_Exercise prompt_:
Could you transcribe every record below exactly as written, leaving out any pictures?
══ Task input ══
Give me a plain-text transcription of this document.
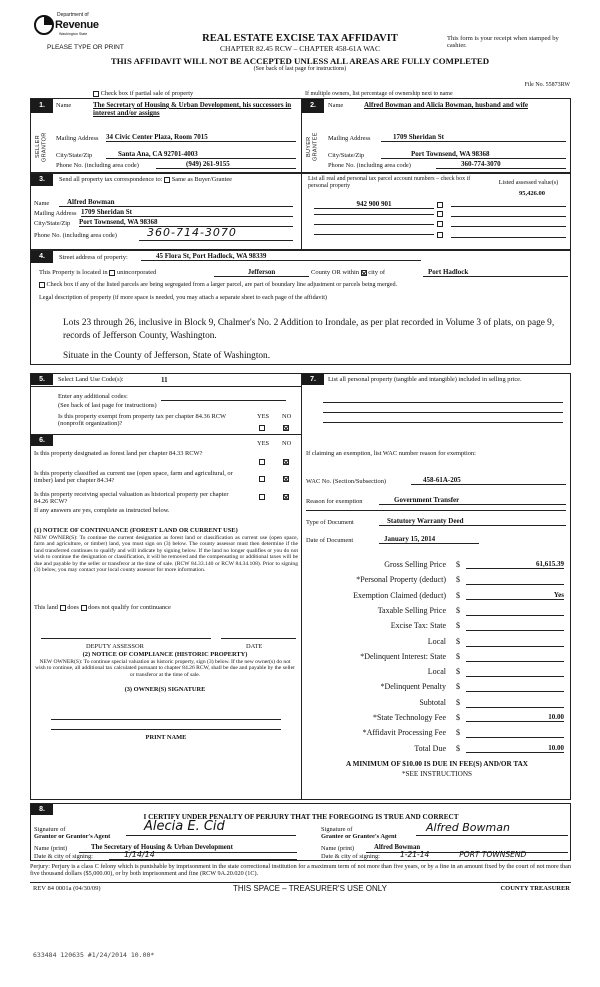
Department of
Revenue
Washington State
PLEASE TYPE OR PRINT
REAL ESTATE EXCISE TAX AFFIDAVIT
CHAPTER 82.45 RCW – CHAPTER 458-61A WAC
This form is your receipt when stamped by cashier.
THIS AFFIDAVIT WILL NOT BE ACCEPTED UNLESS ALL AREAS ARE FULLY COMPLETED
(See back of last page for instructions)
File No. 55873RW
Check box if partial sale of property	If multiple owners, list percentage of ownership next to name
1.
SELLER GRANTOR
Name	The Secretary of Housing & Urban Development, his successors in interest and/or assigns
Mailing Address 34 Civic Center Plaza, Room 7015
City/State/Zip	Santa Ana, CA 92701-4003
Phone No. (including area code)	(949) 261-9155
2.
BUYER GRANTEE
Name	Alfred Bowman and Alicia Bowman, husband and wife
Mailing Address	1709 Sheridan St
City/State/Zip	Port Townsend, WA 98368
Phone No. (including area code)	360-774-3070
3.	Send all property tax correspondence to: Same as Buyer/Grantee
Name	Alfred Bowman
Mailing Address 1709 Sheridan St
City/State/Zip Port Townsend, WA 98368
Phone No. (including area code)	360-714-3070
List all real and personal tax parcel account numbers – check box if personal property	Listed assessed value(s)
95,426.00
942 900 901
4.	Street address of property:	45 Flora St, Port Hadlock, WA 98339
This Property is located in unincorporated	Jefferson	County OR within city of	Port Hadlock
Check box if any of the listed parcels are being segregated from a larger parcel, are part of boundary line adjustment or parcels being merged.
Legal description of property (if more space is needed, you may attach a separate sheet to each page of the affidavit)
Lots 23 through 26, inclusive in Block 9, Chalmer's No. 2 Addition to Irondale, as per plat recorded in Volume 3 of plats, on page 9, records of Jefferson County, Washington.
Situate in the County of Jefferson, State of Washington.
5.	Select Land Use Code(s):	11
Enter any additional codes:
(See back of last page for instructions)
YES NO
Is this property exempt from property tax per chapter 84.36 RCW (nonprofit organization)?
6.	YES NO
Is this property designated as forest land per chapter 84.33 RCW?
Is this property classified as current use (open space, farm and agricultural, or timber) land per chapter 84.34?
Is this property receiving special valuation as historical property per chapter 84.26 RCW?
If any answers are yes, complete as instructed below.
(1) NOTICE OF CONTINUANCE (FOREST LAND OR CURRENT USE)
NEW OWNER(S): To continue the current designation as forest land or classification as current use (open space, farm and agriculture, or timber) land, you must sign on (3) below. The county assessor must then determine if the land transferred continues to qualify and will indicate by signing below. If the land no longer qualifies or you do not wish to continue the designation or classification, it will be removed and the compensating or additional taxes will be due and payable by the seller or transferor at the time of sale. (RCW 84.33.140 or RCW 84.34.108). Prior to signing (3) below, you may contact your local county assessor for more information.
This land does does not qualify for continuance
DEPUTY ASSESSOR	DATE
(2) NOTICE OF COMPLIANCE (HISTORIC PROPERTY)
NEW OWNER(S): To continue special valuation as historic property, sign (3) below. If the new owner(s) do not wish to continue, all additional tax calculated pursuant to chapter 84.26 RCW, shall be due and payable by the seller or transferor at the time of sale.
(3) OWNER(S) SIGNATURE
PRINT NAME
7.	List all personal property (tangible and intangible) included in selling price.
If claiming an exemption, list WAC number reason for exemption:
WAC No. (Section/Subsection)	458-61A-205
Reason for exemption	Government Transfer
Type of Document	Statutory Warranty Deed
Date of Document	January 15, 2014
Gross Selling Price $	61,615.39
*Personal Property (deduct) $
Exemption Claimed (deduct) $	Yes
Taxable Selling Price $
Excise Tax: State $
Local $
*Delinquent Interest: State $
Local $
*Delinquent Penalty $
Subtotal $
*State Technology Fee $	10.00
*Affidavit Processing Fee $
Total Due $	10.00
A MINIMUM OF $10.00 IS DUE IN FEE(S) AND/OR TAX
*SEE INSTRUCTIONS
8.
I CERTIFY UNDER PENALTY OF PERJURY THAT THE FOREGOING IS TRUE AND CORRECT
Signature of
Grantor or Grantor's Agent
Alecia E. Cid
Name (print)	The Secretary of Housing & Urban Development
Date & city of signing:	1/14/14
Signature of
Grantee or Grantee's Agent
Alfred Bowman
Name (print)	Alfred Bowman
Date & city of signing:	1-21-14	PORT TOWNSEND
Perjury: Perjury is a class C felony which is punishable by imprisonment in the state correctional institution for a maximum term of not more than five years, or by a fine in an amount fixed by the court of not more than five thousand dollars ($5,000.00), or by both imprisonment and fine (RCW 9A.20.020 (1C).
REV 84 0001a (04/30/09)	THIS SPACE – TREASURER'S USE ONLY	COUNTY TREASURER
633484 120635 #1/24/2014 10.00*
═══
_Complete response_:
Give me a plain-text transcription of this document.
Department of
Revenue
Washington State
PLEASE TYPE OR PRINT
REAL ESTATE EXCISE TAX AFFIDAVIT
CHAPTER 82.45 RCW – CHAPTER 458-61A WAC
This form is your receipt when stamped by cashier.
THIS AFFIDAVIT WILL NOT BE ACCEPTED UNLESS ALL AREAS ARE FULLY COMPLETED
(See back of last page for instructions)
File No. 55873RW
Check box if partial sale of property	If multiple owners, list percentage of ownership next to name
1.
SELLER GRANTOR
Name	The Secretary of Housing & Urban Development, his successors in interest and/or assigns
Mailing Address 34 Civic Center Plaza, Room 7015
City/State/Zip	Santa Ana, CA 92701-4003
Phone No. (including area code)	(949) 261-9155
2.
BUYER GRANTEE
Name	Alfred Bowman and Alicia Bowman, husband and wife
Mailing Address	1709 Sheridan St
City/State/Zip	Port Townsend, WA 98368
Phone No. (including area code)	360-774-3070
3.	Send all property tax correspondence to: Same as Buyer/Grantee
Name	Alfred Bowman
Mailing Address 1709 Sheridan St
City/State/Zip Port Townsend, WA 98368
Phone No. (including area code)	360-714-3070
List all real and personal tax parcel account numbers – check box if personal property	Listed assessed value(s)
95,426.00
942 900 901
4.	Street address of property:	45 Flora St, Port Hadlock, WA 98339
This Property is located in unincorporated	Jefferson	County OR within city of	Port Hadlock
Check box if any of the listed parcels are being segregated from a larger parcel, are part of boundary line adjustment or parcels being merged.
Legal description of property (if more space is needed, you may attach a separate sheet to each page of the affidavit)
Lots 23 through 26, inclusive in Block 9, Chalmer's No. 2 Addition to Irondale, as per plat recorded in Volume 3 of plats, on page 9, records of Jefferson County, Washington.
Situate in the County of Jefferson, State of Washington.
5.	Select Land Use Code(s):	11
Enter any additional codes:
(See back of last page for instructions)
YES NO
Is this property exempt from property tax per chapter 84.36 RCW (nonprofit organization)?
6.	YES NO
Is this property designated as forest land per chapter 84.33 RCW?
Is this property classified as current use (open space, farm and agricultural, or timber) land per chapter 84.34?
Is this property receiving special valuation as historical property per chapter 84.26 RCW?
If any answers are yes, complete as instructed below.
(1) NOTICE OF CONTINUANCE (FOREST LAND OR CURRENT USE)
NEW OWNER(S): To continue the current designation as forest land or classification as current use (open space, farm and agriculture, or timber) land, you must sign on (3) below. The county assessor must then determine if the land transferred continues to qualify and will indicate by signing below. If the land no longer qualifies or you do not wish to continue the designation or classification, it will be removed and the compensating or additional taxes will be due and payable by the seller or transferor at the time of sale. (RCW 84.33.140 or RCW 84.34.108). Prior to signing (3) below, you may contact your local county assessor for more information.
This land does does not qualify for continuance
DEPUTY ASSESSOR	DATE
(2) NOTICE OF COMPLIANCE (HISTORIC PROPERTY)
NEW OWNER(S): To continue special valuation as historic property, sign (3) below. If the new owner(s) do not wish to continue, all additional tax calculated pursuant to chapter 84.26 RCW, shall be due and payable by the seller or transferor at the time of sale.
(3) OWNER(S) SIGNATURE
PRINT NAME
7.	List all personal property (tangible and intangible) included in selling price.
If claiming an exemption, list WAC number reason for exemption:
WAC No. (Section/Subsection)	458-61A-205
Reason for exemption	Government Transfer
Type of Document	Statutory Warranty Deed
Date of Document	January 15, 2014
Gross Selling Price $	61,615.39
*Personal Property (deduct) $
Exemption Claimed (deduct) $	Yes
Taxable Selling Price $
Excise Tax: State $
Local $
*Delinquent Interest: State $
Local $
*Delinquent Penalty $
Subtotal $
*State Technology Fee $	10.00
*Affidavit Processing Fee $
Total Due $	10.00
A MINIMUM OF $10.00 IS DUE IN FEE(S) AND/OR TAX
*SEE INSTRUCTIONS
8.
I CERTIFY UNDER PENALTY OF PERJURY THAT THE FOREGOING IS TRUE AND CORRECT
Signature of
Grantor or Grantor's Agent
Alecia E. Cid
Name (print)	The Secretary of Housing & Urban Development
Date & city of signing:	1/14/14
Signature of
Grantee or Grantee's Agent
Alfred Bowman
Name (print)	Alfred Bowman
Date & city of signing:	1-21-14	PORT TOWNSEND
Perjury: Perjury is a class C felony which is punishable by imprisonment in the state correctional institution for a maximum term of not more than five years, or by a fine in an amount fixed by the court of not more than five thousand dollars ($5,000.00), or by both imprisonment and fine (RCW 9A.20.020 (1C).
REV 84 0001a (04/30/09)	THIS SPACE – TREASURER'S USE ONLY	COUNTY TREASURER
633484 120635 #1/24/2014 10.00*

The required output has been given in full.